**Given task**
For the material that follows, list every line containing the word "กระทรวงพาณ".

**Raw data**
+-------+

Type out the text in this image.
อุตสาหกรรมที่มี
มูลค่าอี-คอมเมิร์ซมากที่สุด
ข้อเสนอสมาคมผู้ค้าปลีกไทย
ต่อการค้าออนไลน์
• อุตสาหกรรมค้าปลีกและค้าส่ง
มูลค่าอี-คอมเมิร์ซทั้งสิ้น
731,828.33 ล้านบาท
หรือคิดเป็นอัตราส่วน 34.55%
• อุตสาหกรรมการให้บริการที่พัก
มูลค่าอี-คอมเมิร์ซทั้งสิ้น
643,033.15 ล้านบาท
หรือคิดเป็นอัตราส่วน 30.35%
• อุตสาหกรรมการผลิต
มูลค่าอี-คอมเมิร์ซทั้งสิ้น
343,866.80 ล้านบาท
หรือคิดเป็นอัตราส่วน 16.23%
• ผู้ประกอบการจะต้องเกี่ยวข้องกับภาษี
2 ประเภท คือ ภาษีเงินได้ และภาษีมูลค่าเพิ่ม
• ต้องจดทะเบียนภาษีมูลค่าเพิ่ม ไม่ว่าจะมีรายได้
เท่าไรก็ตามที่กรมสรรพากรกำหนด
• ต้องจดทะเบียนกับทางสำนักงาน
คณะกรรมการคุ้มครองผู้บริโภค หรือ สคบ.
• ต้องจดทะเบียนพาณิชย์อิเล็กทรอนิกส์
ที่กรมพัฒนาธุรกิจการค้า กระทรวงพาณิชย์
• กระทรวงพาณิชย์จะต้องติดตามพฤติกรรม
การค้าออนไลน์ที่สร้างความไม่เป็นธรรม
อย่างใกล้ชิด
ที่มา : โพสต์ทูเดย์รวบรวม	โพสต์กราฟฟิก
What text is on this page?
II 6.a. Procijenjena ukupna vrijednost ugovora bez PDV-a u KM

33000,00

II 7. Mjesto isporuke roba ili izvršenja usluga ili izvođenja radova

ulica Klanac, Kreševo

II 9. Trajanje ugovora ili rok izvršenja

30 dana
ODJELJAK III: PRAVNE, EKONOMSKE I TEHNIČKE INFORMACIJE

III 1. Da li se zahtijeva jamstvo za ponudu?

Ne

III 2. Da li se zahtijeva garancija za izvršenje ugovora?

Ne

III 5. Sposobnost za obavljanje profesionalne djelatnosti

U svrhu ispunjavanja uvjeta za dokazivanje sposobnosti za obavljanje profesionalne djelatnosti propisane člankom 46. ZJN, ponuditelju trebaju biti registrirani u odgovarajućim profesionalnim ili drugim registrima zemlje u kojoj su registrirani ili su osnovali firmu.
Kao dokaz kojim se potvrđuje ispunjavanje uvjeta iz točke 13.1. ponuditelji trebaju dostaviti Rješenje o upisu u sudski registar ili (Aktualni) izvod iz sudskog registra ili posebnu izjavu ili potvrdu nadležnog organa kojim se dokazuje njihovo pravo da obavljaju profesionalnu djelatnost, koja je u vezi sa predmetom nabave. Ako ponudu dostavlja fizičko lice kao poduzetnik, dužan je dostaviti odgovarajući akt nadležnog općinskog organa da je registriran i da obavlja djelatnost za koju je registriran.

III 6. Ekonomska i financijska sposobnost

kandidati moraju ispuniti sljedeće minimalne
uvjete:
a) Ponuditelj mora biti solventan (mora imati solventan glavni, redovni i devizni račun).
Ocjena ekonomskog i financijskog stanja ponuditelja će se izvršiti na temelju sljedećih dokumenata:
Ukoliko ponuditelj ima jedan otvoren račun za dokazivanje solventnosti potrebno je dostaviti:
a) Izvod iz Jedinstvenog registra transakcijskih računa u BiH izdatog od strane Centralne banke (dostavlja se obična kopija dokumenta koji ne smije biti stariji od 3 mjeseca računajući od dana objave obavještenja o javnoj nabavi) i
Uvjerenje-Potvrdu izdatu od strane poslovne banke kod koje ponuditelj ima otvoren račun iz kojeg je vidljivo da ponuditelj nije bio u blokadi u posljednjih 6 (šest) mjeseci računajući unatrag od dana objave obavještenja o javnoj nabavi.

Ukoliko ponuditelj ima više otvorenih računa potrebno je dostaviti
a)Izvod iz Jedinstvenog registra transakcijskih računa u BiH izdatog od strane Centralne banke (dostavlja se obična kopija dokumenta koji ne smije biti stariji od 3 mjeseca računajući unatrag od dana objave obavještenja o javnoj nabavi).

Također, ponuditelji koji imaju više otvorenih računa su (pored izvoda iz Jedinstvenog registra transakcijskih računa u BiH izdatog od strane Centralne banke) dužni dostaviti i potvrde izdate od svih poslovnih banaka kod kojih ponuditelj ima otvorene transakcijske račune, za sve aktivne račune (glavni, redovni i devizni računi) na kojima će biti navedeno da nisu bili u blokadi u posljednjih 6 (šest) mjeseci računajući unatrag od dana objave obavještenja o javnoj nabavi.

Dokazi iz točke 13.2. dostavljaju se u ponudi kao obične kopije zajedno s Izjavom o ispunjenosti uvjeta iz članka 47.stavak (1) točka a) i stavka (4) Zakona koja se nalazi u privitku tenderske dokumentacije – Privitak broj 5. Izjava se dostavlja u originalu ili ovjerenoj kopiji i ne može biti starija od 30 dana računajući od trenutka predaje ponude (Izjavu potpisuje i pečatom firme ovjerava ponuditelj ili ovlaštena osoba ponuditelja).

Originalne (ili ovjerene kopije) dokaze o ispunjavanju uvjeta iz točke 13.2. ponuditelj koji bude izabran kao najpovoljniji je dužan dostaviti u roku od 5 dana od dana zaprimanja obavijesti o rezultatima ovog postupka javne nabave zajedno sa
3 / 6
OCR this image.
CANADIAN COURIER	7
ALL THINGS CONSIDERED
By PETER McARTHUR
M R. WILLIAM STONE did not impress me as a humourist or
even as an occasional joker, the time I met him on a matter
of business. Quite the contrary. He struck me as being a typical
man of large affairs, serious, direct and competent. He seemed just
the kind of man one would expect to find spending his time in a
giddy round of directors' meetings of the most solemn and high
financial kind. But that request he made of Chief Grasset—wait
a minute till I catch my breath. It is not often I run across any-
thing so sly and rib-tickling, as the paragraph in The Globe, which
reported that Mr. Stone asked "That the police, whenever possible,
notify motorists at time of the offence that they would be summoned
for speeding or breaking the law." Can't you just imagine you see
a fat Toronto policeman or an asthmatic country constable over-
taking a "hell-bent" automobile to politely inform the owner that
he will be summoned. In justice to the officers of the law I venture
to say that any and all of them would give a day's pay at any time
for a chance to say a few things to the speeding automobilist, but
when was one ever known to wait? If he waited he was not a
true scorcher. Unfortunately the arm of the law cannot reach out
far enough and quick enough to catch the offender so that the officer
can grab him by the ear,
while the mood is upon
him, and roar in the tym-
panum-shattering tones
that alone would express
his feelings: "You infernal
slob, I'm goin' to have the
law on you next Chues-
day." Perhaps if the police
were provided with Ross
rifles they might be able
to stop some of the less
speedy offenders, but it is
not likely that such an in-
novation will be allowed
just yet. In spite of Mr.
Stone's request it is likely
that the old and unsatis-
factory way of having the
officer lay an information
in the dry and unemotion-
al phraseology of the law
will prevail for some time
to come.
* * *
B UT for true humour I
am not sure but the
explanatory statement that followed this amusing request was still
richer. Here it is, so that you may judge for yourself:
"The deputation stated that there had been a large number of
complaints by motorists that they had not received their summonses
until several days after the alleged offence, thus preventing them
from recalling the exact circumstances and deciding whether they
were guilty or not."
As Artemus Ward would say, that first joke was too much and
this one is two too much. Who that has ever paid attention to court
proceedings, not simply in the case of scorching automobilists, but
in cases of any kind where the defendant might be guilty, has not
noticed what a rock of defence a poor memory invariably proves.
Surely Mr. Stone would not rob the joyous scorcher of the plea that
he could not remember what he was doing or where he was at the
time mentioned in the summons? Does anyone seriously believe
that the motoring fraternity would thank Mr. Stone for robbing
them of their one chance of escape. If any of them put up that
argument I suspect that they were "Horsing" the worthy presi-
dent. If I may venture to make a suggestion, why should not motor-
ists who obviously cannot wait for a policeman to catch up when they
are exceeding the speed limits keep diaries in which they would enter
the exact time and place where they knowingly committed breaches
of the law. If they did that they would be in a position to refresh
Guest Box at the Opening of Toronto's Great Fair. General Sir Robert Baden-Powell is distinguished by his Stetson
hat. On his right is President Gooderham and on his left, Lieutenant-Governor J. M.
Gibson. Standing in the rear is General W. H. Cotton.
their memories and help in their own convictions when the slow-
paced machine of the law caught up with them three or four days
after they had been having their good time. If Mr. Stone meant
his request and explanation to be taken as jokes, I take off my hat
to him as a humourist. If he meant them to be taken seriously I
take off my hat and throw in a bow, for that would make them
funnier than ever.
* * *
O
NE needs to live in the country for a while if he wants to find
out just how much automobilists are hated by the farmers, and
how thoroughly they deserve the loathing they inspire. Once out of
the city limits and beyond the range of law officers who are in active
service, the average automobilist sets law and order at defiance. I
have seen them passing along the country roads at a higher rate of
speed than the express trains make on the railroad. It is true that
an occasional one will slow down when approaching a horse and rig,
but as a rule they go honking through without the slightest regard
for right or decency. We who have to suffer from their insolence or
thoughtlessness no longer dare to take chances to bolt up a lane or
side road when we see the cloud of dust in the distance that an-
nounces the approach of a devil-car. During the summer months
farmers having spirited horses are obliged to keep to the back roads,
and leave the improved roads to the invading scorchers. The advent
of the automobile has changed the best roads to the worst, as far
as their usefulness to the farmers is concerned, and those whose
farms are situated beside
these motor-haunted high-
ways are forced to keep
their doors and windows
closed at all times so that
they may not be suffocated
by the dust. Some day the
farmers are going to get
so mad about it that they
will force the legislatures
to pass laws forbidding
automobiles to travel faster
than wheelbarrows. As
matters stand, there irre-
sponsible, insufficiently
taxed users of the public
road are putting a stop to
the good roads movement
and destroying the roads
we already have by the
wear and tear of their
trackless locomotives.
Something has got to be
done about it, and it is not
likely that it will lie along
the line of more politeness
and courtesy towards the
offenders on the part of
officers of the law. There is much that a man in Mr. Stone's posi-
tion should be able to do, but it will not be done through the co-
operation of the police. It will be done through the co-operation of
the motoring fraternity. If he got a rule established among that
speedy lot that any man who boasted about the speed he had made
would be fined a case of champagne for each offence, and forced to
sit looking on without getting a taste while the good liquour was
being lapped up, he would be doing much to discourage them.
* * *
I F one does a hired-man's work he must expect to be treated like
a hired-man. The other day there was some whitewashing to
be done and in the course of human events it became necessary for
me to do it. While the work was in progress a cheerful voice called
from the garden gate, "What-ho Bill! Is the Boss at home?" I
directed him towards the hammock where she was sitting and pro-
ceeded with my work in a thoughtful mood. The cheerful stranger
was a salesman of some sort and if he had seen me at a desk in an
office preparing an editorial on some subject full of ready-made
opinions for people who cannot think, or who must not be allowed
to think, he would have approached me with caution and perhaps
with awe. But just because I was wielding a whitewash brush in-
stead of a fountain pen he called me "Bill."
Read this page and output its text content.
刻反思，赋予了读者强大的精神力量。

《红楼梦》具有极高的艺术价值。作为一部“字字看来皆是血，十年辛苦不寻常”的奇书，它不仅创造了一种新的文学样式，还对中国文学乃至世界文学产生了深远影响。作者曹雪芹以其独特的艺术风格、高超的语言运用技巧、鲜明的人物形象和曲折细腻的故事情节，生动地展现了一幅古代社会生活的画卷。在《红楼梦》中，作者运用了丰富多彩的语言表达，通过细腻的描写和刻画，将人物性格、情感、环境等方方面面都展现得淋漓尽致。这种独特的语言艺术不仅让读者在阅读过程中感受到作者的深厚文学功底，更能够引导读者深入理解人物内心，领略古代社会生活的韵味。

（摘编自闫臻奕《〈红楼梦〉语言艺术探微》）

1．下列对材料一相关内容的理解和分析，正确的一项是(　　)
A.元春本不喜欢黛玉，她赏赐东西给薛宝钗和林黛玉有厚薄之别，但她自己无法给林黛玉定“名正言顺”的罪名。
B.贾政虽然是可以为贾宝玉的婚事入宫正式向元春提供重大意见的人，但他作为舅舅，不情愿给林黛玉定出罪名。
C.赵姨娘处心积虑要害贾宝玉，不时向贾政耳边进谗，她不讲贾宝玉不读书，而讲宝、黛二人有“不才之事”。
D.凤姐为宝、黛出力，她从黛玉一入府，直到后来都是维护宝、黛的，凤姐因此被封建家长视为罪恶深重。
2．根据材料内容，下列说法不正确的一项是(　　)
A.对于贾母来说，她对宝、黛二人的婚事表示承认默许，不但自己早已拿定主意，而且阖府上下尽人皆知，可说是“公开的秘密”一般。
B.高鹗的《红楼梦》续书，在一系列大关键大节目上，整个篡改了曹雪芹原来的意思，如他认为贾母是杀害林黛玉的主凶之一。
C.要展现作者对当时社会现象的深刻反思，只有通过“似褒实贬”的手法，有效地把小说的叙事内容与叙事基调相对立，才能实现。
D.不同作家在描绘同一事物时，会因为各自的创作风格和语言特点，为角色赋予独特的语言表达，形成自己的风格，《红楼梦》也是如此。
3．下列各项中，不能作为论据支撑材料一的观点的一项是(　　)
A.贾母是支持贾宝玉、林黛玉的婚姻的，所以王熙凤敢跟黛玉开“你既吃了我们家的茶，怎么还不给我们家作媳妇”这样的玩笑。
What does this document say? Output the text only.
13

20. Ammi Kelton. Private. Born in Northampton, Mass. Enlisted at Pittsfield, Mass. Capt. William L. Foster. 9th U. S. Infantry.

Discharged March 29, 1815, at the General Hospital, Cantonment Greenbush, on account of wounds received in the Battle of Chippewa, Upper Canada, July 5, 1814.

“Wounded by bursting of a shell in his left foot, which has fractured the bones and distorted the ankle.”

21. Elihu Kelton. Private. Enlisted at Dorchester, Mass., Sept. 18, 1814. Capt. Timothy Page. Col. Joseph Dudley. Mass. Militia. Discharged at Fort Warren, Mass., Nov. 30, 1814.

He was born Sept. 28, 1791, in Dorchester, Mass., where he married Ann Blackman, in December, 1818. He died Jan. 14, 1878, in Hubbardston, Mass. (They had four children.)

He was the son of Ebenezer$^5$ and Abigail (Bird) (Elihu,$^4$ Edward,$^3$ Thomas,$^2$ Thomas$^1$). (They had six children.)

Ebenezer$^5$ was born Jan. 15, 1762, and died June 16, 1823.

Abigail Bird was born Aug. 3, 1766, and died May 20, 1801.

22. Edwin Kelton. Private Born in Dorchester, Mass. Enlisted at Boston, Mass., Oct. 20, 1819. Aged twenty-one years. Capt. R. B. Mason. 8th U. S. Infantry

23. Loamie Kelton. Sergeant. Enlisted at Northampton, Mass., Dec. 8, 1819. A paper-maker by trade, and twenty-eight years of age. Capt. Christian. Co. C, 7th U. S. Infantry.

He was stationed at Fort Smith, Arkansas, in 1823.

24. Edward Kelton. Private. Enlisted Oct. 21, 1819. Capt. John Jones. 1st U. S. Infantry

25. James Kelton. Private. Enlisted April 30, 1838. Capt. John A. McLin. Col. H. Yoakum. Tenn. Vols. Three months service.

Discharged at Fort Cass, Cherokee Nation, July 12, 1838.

+-------+

**Complete output**
ที่กรมพัฒนาธุรกิจการค้า กระทรวงพาณิชย์
• กระทรวงพาณิชย์จะต้องติดตามพฤติกรรม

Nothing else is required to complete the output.